::: ENTRIES

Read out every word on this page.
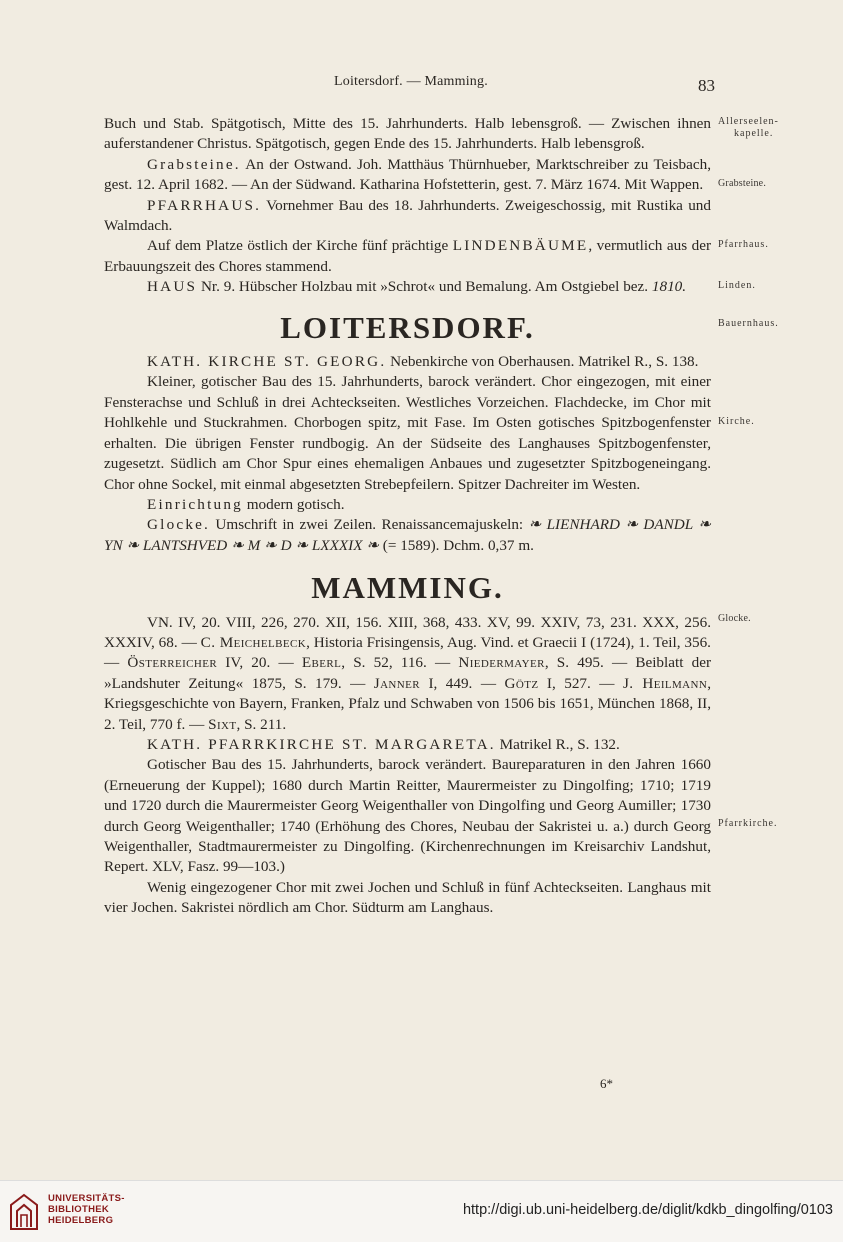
Loitersdorf. — Mamming.	83

Buch und Stab. Spätgotisch, Mitte des 15. Jahrhunderts. Halb lebensgroß. — Zwischen ihnen auferstandener Christus. Spätgotisch, gegen Ende des 15. Jahrhunderts. Halb lebensgroß.

Grabsteine. An der Ostwand. Joh. Matthäus Thürnhueber, Marktschreiber zu Teisbach, gest. 12. April 1682. — An der Südwand. Katharina Hofstetterin, gest. 7. März 1674. Mit Wappen.

PFARRHAUS. Vornehmer Bau des 18. Jahrhunderts. Zweigeschossig, mit Rustika und Walmdach.

Auf dem Platze östlich der Kirche fünf prächtige LINDENBÄUME, vermutlich aus der Erbauungszeit des Chores stammend.

HAUS Nr. 9. Hübscher Holzbau mit »Schrot« und Bemalung. Am Ostgiebel bez. 1810.

LOITERSDORF.

KATH. KIRCHE ST. GEORG. Nebenkirche von Oberhausen. Matrikel R., S. 138.

Kleiner, gotischer Bau des 15. Jahrhunderts, barock verändert. Chor eingezogen, mit einer Fensterachse und Schluß in drei Achteckseiten. Westliches Vorzeichen. Flachdecke, im Chor mit Hohlkehle und Stuckrahmen. Chorbogen spitz, mit Fase. Im Osten gotisches Spitzbogenfenster erhalten. Die übrigen Fenster rundbogig. An der Südseite des Langhauses Spitzbogenfenster, zugesetzt. Südlich am Chor Spur eines ehemaligen Anbaues und zugesetzter Spitzbogeneingang. Chor ohne Sockel, mit einmal abgesetzten Strebepfeilern. Spitzer Dachreiter im Westen.

Einrichtung modern gotisch.

Glocke. Umschrift in zwei Zeilen. Renaissancemajuskeln: ❧ LIENHARD ❧ DANDL ❧ YN ❧ LANTSHVED ❧ M ❧ D ❧ LXXXIX ❧ (= 1589). Dchm. 0,37 m.

MAMMING.

VN. IV, 20. VIII, 226, 270. XII, 156. XIII, 368, 433. XV, 99. XXIV, 73, 231. XXX, 256. XXXIV, 68. — C. Meichelbeck, Historia Frisingensis, Aug. Vind. et Graecii I (1724), 1. Teil, 356. — Österreicher IV, 20. — Eberl, S. 52, 116. — Niedermayer, S. 495. — Beiblatt der »Landshuter Zeitung« 1875, S. 179. — Janner I, 449. — Götz I, 527. — J. Heilmann, Kriegsgeschichte von Bayern, Franken, Pfalz und Schwaben von 1506 bis 1651, München 1868, II, 2. Teil, 770 f. — Sixt, S. 211.

KATH. PFARRKIRCHE ST. MARGARETA. Matrikel R., S. 132.

Gotischer Bau des 15. Jahrhunderts, barock verändert. Baureparaturen in den Jahren 1660 (Erneuerung der Kuppel); 1680 durch Martin Reitter, Maurermeister zu Dingolfing; 1710; 1719 und 1720 durch die Maurermeister Georg Weigenthaller von Dingolfing und Georg Aumiller; 1730 durch Georg Weigenthaller; 1740 (Erhöhung des Chores, Neubau der Sakristei u. a.) durch Georg Weigenthaller, Stadtmaurermeister zu Dingolfing. (Kirchenrechnungen im Kreisarchiv Landshut, Repert. XLV, Fasz. 99—103.)

Wenig eingezogener Chor mit zwei Jochen und Schluß in fünf Achteckseiten. Langhaus mit vier Jochen. Sakristei nördlich am Chor. Südturm am Langhaus.

6*
Allerseelen-
kapelle.
Grabsteine.
Pfarrhaus.
Linden.
Bauernhaus.
Kirche.
Glocke.
Pfarrkirche.
UNIVERSITÄTS-
BIBLIOTHEK
HEIDELBERG
http://digi.ub.uni-heidelberg.de/diglit/kdkb_dingolfing/0103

::::::

(WHAT THE EXERCISE ASKS)
In the records above, locate each line with the word "Jahrhunderts". Copy all such lines.

(EXERCISE SOLUTION)
Buch und Stab. Spätgotisch, Mitte des 15. Jahrhunderts. Halb lebensgroß. — Zwischen ihnen auferstandener Christus. Spätgotisch, gegen Ende des 15. Jahrhunderts. Halb lebensgroß.
PFARRHAUS. Vornehmer Bau des 18. Jahrhunderts. Zweigeschossig, mit Rustika und Walmdach.
Kleiner, gotischer Bau des 15. Jahrhunderts, barock verändert. Chor eingezogen, mit einer Fensterachse und Schluß in drei Achteckseiten. Westliches Vorzeichen. Flachdecke, im Chor mit Hohlkehle und Stuckrahmen. Chorbogen spitz, mit Fase. Im Osten gotisches Spitzbogenfenster erhalten. Die übrigen Fenster rundbogig. An der Südseite des Langhauses Spitzbogenfenster, zugesetzt. Südlich am Chor Spur eines ehemaligen Anbaues und zugesetzter Spitzbogeneingang. Chor ohne Sockel, mit einmal abgesetzten Strebepfeilern. Spitzer Dachreiter im Westen.
Gotischer Bau des 15. Jahrhunderts, barock verändert. Baureparaturen in den Jahren 1660 (Erneuerung der Kuppel); 1680 durch Martin Reitter, Maurermeister zu Dingolfing; 1710; 1719 und 1720 durch die Maurermeister Georg Weigenthaller von Dingolfing und Georg Aumiller; 1730 durch Georg Weigenthaller; 1740 (Erhöhung des Chores, Neubau der Sakristei u. a.) durch Georg Weigenthaller, Stadtmaurermeister zu Dingolfing. (Kirchenrechnungen im Kreisarchiv Landshut, Repert. XLV, Fasz. 99—103.)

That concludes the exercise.